> Items from a figure collection:
## start

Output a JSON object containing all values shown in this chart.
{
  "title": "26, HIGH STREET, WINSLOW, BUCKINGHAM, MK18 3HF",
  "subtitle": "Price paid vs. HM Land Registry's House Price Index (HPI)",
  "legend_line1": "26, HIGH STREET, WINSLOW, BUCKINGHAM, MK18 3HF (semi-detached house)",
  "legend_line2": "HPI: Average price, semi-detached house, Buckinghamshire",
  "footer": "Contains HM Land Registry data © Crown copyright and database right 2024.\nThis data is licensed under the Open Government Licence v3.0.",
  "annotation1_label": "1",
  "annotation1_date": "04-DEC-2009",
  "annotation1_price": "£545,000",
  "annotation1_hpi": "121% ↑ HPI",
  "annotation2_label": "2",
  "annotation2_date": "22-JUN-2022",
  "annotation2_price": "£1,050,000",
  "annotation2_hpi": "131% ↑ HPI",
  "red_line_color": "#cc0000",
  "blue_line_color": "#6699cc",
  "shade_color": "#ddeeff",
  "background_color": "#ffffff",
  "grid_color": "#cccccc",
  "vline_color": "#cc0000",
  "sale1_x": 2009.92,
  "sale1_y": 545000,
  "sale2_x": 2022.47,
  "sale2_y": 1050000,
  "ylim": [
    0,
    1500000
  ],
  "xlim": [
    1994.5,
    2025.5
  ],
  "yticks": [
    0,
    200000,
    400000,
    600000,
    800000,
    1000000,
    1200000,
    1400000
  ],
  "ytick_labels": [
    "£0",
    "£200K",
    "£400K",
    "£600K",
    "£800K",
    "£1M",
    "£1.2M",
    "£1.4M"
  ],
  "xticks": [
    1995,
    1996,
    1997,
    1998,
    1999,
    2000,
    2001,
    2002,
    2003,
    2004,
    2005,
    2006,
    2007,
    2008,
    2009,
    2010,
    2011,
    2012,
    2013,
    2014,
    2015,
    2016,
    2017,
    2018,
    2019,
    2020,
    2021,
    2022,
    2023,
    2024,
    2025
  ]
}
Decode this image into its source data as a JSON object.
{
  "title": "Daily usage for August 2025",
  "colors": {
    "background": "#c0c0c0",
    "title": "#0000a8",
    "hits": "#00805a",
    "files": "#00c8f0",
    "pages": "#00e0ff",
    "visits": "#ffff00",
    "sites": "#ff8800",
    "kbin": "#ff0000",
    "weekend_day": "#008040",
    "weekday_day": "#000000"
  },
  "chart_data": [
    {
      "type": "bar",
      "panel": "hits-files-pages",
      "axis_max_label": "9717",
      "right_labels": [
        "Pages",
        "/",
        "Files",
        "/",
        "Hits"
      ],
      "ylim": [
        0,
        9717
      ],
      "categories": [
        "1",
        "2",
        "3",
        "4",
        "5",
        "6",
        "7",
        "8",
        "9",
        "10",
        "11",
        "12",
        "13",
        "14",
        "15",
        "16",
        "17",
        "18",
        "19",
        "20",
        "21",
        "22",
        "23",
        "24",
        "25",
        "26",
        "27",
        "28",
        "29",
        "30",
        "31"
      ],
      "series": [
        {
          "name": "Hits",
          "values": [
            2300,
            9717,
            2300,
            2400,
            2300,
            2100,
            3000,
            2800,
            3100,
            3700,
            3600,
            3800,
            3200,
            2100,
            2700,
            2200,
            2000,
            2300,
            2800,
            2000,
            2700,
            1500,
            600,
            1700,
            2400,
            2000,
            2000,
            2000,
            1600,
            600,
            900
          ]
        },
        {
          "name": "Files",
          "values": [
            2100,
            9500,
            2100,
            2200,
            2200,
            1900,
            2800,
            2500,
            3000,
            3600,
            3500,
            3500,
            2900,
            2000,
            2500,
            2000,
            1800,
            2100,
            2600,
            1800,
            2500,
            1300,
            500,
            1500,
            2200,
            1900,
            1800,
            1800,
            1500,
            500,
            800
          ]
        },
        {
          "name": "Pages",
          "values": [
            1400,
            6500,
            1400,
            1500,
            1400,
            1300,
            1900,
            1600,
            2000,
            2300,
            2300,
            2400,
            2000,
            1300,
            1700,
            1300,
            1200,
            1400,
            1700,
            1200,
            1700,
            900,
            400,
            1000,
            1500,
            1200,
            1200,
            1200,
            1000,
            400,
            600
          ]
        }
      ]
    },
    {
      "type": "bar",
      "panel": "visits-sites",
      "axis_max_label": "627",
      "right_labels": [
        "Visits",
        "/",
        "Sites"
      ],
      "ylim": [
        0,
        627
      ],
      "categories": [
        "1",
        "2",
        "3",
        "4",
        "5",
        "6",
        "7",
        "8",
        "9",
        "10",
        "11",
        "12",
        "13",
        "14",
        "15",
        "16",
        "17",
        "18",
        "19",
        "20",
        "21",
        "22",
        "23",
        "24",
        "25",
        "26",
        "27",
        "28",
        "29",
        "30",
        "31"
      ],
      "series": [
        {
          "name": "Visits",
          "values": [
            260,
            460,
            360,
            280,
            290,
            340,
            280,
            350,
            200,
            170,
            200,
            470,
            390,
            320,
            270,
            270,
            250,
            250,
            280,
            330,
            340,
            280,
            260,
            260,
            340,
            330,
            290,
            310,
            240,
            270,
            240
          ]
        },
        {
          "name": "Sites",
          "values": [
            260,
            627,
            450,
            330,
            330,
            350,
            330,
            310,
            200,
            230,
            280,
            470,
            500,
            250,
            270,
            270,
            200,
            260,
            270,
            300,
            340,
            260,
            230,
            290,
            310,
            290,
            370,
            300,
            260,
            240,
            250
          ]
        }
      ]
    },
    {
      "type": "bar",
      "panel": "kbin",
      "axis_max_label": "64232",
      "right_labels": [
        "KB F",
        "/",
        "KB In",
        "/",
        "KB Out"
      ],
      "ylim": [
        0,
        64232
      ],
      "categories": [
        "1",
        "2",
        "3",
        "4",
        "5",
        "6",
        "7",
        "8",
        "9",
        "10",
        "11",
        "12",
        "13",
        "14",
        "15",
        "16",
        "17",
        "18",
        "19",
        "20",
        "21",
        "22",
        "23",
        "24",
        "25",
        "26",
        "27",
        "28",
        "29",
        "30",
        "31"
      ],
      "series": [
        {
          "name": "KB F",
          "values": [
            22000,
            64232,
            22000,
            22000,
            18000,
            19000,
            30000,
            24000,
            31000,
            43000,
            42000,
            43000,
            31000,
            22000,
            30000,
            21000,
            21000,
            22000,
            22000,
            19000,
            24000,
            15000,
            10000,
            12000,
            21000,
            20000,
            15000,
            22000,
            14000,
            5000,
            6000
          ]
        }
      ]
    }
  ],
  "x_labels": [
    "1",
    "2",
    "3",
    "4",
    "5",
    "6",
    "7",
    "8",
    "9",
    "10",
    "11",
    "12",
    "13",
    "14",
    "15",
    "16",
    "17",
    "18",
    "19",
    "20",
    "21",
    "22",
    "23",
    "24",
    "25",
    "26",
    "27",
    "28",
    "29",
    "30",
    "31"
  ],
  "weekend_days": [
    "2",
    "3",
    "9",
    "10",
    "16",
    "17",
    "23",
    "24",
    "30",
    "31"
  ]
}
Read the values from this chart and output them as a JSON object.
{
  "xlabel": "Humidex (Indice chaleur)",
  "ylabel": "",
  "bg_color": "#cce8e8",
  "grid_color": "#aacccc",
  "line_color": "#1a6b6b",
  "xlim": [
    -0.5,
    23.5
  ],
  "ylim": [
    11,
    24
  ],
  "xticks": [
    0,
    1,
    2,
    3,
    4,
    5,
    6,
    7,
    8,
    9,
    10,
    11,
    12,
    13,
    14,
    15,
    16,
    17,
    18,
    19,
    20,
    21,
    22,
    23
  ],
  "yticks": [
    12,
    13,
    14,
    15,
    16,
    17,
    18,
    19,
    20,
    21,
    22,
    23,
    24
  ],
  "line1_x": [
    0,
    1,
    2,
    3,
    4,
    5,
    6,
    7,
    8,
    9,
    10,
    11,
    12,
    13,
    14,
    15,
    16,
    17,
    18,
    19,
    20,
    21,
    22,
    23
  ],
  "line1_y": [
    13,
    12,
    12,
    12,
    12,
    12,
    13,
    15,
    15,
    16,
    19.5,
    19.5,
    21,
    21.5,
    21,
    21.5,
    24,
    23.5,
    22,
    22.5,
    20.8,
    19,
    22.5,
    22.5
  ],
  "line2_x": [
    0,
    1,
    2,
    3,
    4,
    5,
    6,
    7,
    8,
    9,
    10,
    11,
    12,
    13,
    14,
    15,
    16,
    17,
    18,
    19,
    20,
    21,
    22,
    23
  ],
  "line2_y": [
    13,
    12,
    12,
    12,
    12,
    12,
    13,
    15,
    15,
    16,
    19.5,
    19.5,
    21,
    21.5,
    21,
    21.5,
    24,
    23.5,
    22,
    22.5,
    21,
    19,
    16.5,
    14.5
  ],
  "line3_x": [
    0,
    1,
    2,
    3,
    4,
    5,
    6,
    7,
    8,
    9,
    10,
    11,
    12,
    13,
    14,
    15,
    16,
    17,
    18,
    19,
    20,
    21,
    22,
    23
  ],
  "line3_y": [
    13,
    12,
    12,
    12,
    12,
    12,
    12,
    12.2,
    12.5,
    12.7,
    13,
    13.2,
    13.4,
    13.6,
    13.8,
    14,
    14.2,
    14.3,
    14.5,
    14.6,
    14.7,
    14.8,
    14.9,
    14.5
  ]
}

## end

> TASK DESCRIPTION: Show the lines of the material that contain the word "object".

> RESULT FOR THIS TASK:
Output a JSON object containing all values shown in this chart.
Decode this image into its source data as a JSON object.
Read the values from this chart and output them as a JSON object.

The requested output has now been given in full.